**Problem details**
Your task is to copy the listing exactly, with the pictures left out.

**Material**
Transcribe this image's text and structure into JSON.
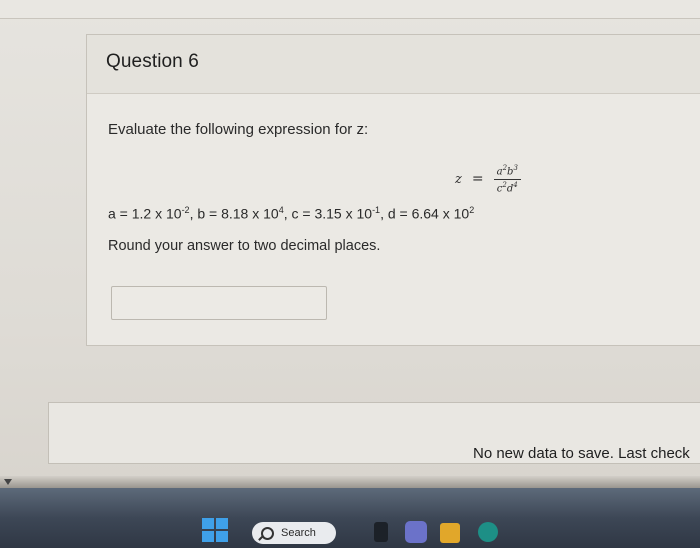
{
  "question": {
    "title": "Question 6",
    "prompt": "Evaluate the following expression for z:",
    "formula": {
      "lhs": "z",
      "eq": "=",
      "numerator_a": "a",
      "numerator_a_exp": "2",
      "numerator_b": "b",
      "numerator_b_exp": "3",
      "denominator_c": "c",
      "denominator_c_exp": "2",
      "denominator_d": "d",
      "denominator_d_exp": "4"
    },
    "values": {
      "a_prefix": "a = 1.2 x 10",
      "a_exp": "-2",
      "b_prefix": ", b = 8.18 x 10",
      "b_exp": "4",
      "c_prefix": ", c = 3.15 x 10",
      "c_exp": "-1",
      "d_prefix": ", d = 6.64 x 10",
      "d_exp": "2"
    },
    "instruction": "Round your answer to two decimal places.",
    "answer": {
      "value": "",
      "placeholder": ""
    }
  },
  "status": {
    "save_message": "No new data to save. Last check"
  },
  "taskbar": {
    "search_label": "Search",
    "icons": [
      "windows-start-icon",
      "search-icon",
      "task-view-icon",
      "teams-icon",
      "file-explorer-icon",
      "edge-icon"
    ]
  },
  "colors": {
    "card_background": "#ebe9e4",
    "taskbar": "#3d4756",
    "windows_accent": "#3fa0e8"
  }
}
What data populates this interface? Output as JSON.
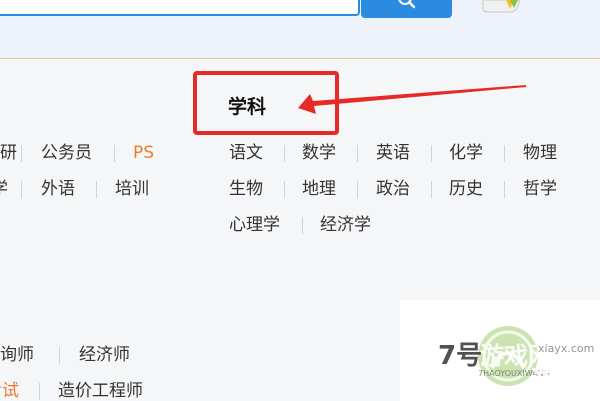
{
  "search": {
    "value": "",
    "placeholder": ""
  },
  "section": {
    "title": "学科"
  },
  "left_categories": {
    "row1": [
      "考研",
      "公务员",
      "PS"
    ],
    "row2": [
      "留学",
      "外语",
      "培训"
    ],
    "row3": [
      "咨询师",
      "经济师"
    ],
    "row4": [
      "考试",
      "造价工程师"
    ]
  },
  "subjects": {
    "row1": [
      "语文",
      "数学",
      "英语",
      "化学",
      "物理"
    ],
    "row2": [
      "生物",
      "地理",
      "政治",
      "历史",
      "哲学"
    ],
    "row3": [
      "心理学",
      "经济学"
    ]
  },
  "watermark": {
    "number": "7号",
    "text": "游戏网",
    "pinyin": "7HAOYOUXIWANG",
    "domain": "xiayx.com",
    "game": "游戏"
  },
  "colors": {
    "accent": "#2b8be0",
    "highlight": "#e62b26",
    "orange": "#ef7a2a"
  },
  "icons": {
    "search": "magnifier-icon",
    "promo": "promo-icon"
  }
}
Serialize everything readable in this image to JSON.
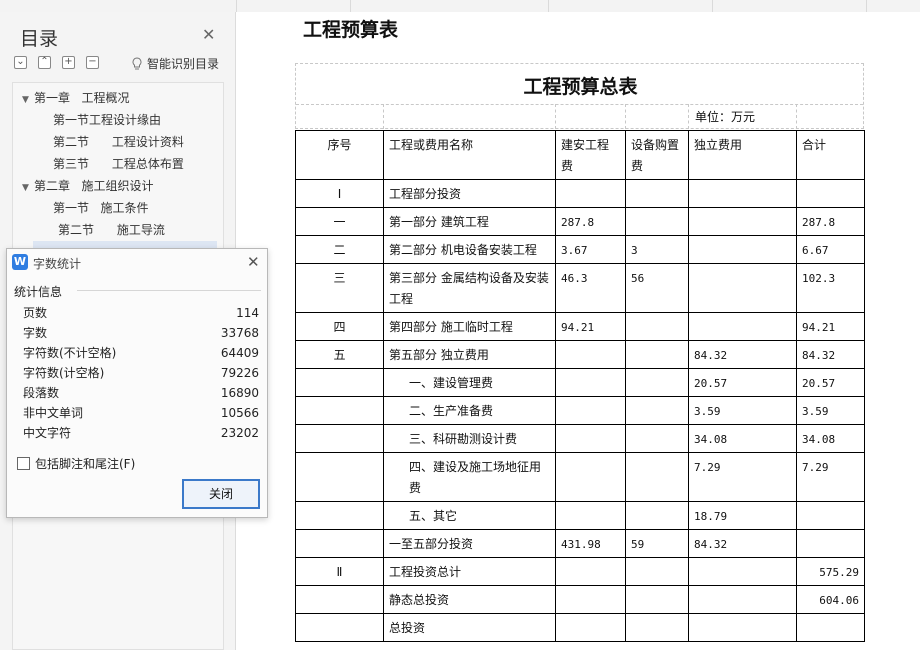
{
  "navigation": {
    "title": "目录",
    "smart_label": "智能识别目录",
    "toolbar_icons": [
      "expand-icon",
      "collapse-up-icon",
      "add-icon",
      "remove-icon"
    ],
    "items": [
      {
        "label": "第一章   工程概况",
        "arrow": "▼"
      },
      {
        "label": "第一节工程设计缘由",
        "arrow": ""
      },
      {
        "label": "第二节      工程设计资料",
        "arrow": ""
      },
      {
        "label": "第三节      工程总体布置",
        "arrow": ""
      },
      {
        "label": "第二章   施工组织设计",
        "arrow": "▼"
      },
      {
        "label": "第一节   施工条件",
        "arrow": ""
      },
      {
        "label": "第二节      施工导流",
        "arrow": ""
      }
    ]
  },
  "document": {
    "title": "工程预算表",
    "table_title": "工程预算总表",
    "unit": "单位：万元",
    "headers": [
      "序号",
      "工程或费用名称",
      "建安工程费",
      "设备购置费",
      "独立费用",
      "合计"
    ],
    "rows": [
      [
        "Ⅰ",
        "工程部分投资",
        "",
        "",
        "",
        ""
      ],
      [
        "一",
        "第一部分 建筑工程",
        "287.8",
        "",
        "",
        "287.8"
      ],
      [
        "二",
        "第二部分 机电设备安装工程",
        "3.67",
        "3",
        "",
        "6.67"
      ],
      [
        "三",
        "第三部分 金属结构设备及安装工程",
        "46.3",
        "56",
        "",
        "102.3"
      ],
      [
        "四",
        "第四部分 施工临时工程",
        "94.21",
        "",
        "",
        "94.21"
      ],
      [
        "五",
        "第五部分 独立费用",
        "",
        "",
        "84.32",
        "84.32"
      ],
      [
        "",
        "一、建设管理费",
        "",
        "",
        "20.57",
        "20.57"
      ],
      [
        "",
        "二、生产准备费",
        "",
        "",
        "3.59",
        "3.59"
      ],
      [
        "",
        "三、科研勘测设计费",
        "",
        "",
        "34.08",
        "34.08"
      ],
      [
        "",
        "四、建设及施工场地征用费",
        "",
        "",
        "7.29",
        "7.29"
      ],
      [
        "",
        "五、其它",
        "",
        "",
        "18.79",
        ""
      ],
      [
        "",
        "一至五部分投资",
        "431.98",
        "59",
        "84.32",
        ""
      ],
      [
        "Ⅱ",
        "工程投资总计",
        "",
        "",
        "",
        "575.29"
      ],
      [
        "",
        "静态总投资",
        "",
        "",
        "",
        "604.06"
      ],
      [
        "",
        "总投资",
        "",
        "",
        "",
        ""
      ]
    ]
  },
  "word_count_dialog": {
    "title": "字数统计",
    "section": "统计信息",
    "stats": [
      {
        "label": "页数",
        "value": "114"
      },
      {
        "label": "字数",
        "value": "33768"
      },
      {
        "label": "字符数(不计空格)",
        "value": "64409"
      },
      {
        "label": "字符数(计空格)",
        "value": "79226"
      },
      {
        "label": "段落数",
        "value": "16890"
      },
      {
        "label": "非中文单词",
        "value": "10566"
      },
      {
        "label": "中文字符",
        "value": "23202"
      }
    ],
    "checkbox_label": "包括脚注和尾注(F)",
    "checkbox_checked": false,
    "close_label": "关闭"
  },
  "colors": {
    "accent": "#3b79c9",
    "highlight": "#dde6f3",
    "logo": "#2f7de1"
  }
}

**Exercise solution**
Transcribe this image's text and structure into JSON.
{
  "question": {
    "title": "Question 6",
    "prompt": "Evaluate the following expression for z:",
    "formula": {
      "lhs": "z",
      "eq": "=",
      "numerator_a": "a",
      "numerator_a_exp": "2",
      "numerator_b": "b",
      "numerator_b_exp": "3",
      "denominator_c": "c",
      "denominator_c_exp": "2",
      "denominator_d": "d",
      "denominator_d_exp": "4"
    },
    "values": {
      "a_prefix": "a = 1.2 x 10",
      "a_exp": "-2",
      "b_prefix": ", b = 8.18 x 10",
      "b_exp": "4",
      "c_prefix": ", c = 3.15 x 10",
      "c_exp": "-1",
      "d_prefix": ", d = 6.64 x 10",
      "d_exp": "2"
    },
    "instruction": "Round your answer to two decimal places.",
    "answer": {
      "value": "",
      "placeholder": ""
    }
  },
  "status": {
    "save_message": "No new data to save. Last check"
  },
  "taskbar": {
    "search_label": "Search",
    "icons": [
      "windows-start-icon",
      "search-icon",
      "task-view-icon",
      "teams-icon",
      "file-explorer-icon",
      "edge-icon"
    ]
  },
  "colors": {
    "card_background": "#ebe9e4",
    "taskbar": "#3d4756",
    "windows_accent": "#3fa0e8"
  }
}
What data populates this interface? Output as JSON.
{
  "search": {
    "value": "",
    "placeholder": ""
  },
  "section": {
    "title": "学科"
  },
  "left_categories": {
    "row1": [
      "考研",
      "公务员",
      "PS"
    ],
    "row2": [
      "留学",
      "外语",
      "培训"
    ],
    "row3": [
      "咨询师",
      "经济师"
    ],
    "row4": [
      "考试",
      "造价工程师"
    ]
  },
  "subjects": {
    "row1": [
      "语文",
      "数学",
      "英语",
      "化学",
      "物理"
    ],
    "row2": [
      "生物",
      "地理",
      "政治",
      "历史",
      "哲学"
    ],
    "row3": [
      "心理学",
      "经济学"
    ]
  },
  "watermark": {
    "number": "7号",
    "text": "游戏网",
    "pinyin": "7HAOYOUXIWANG",
    "domain": "xiayx.com",
    "game": "游戏"
  },
  "colors": {
    "accent": "#2b8be0",
    "highlight": "#e62b26",
    "orange": "#ef7a2a"
  },
  "icons": {
    "search": "magnifier-icon",
    "promo": "promo-icon"
  }
}
Serialize everything readable in this image to JSON.
{
  "navigation": {
    "title": "目录",
    "smart_label": "智能识别目录",
    "toolbar_icons": [
      "expand-icon",
      "collapse-up-icon",
      "add-icon",
      "remove-icon"
    ],
    "items": [
      {
        "label": "第一章   工程概况",
        "arrow": "▼"
      },
      {
        "label": "第一节工程设计缘由",
        "arrow": ""
      },
      {
        "label": "第二节      工程设计资料",
        "arrow": ""
      },
      {
        "label": "第三节      工程总体布置",
        "arrow": ""
      },
      {
        "label": "第二章   施工组织设计",
        "arrow": "▼"
      },
      {
        "label": "第一节   施工条件",
        "arrow": ""
      },
      {
        "label": "第二节      施工导流",
        "arrow": ""
      }
    ]
  },
  "document": {
    "title": "工程预算表",
    "table_title": "工程预算总表",
    "unit": "单位：万元",
    "headers": [
      "序号",
      "工程或费用名称",
      "建安工程费",
      "设备购置费",
      "独立费用",
      "合计"
    ],
    "rows": [
      [
        "Ⅰ",
        "工程部分投资",
        "",
        "",
        "",
        ""
      ],
      [
        "一",
        "第一部分 建筑工程",
        "287.8",
        "",
        "",
        "287.8"
      ],
      [
        "二",
        "第二部分 机电设备安装工程",
        "3.67",
        "3",
        "",
        "6.67"
      ],
      [
        "三",
        "第三部分 金属结构设备及安装工程",
        "46.3",
        "56",
        "",
        "102.3"
      ],
      [
        "四",
        "第四部分 施工临时工程",
        "94.21",
        "",
        "",
        "94.21"
      ],
      [
        "五",
        "第五部分 独立费用",
        "",
        "",
        "84.32",
        "84.32"
      ],
      [
        "",
        "一、建设管理费",
        "",
        "",
        "20.57",
        "20.57"
      ],
      [
        "",
        "二、生产准备费",
        "",
        "",
        "3.59",
        "3.59"
      ],
      [
        "",
        "三、科研勘测设计费",
        "",
        "",
        "34.08",
        "34.08"
      ],
      [
        "",
        "四、建设及施工场地征用费",
        "",
        "",
        "7.29",
        "7.29"
      ],
      [
        "",
        "五、其它",
        "",
        "",
        "18.79",
        ""
      ],
      [
        "",
        "一至五部分投资",
        "431.98",
        "59",
        "84.32",
        ""
      ],
      [
        "Ⅱ",
        "工程投资总计",
        "",
        "",
        "",
        "575.29"
      ],
      [
        "",
        "静态总投资",
        "",
        "",
        "",
        "604.06"
      ],
      [
        "",
        "总投资",
        "",
        "",
        "",
        ""
      ]
    ]
  },
  "word_count_dialog": {
    "title": "字数统计",
    "section": "统计信息",
    "stats": [
      {
        "label": "页数",
        "value": "114"
      },
      {
        "label": "字数",
        "value": "33768"
      },
      {
        "label": "字符数(不计空格)",
        "value": "64409"
      },
      {
        "label": "字符数(计空格)",
        "value": "79226"
      },
      {
        "label": "段落数",
        "value": "16890"
      },
      {
        "label": "非中文单词",
        "value": "10566"
      },
      {
        "label": "中文字符",
        "value": "23202"
      }
    ],
    "checkbox_label": "包括脚注和尾注(F)",
    "checkbox_checked": false,
    "close_label": "关闭"
  },
  "colors": {
    "accent": "#3b79c9",
    "highlight": "#dde6f3",
    "logo": "#2f7de1"
  }
}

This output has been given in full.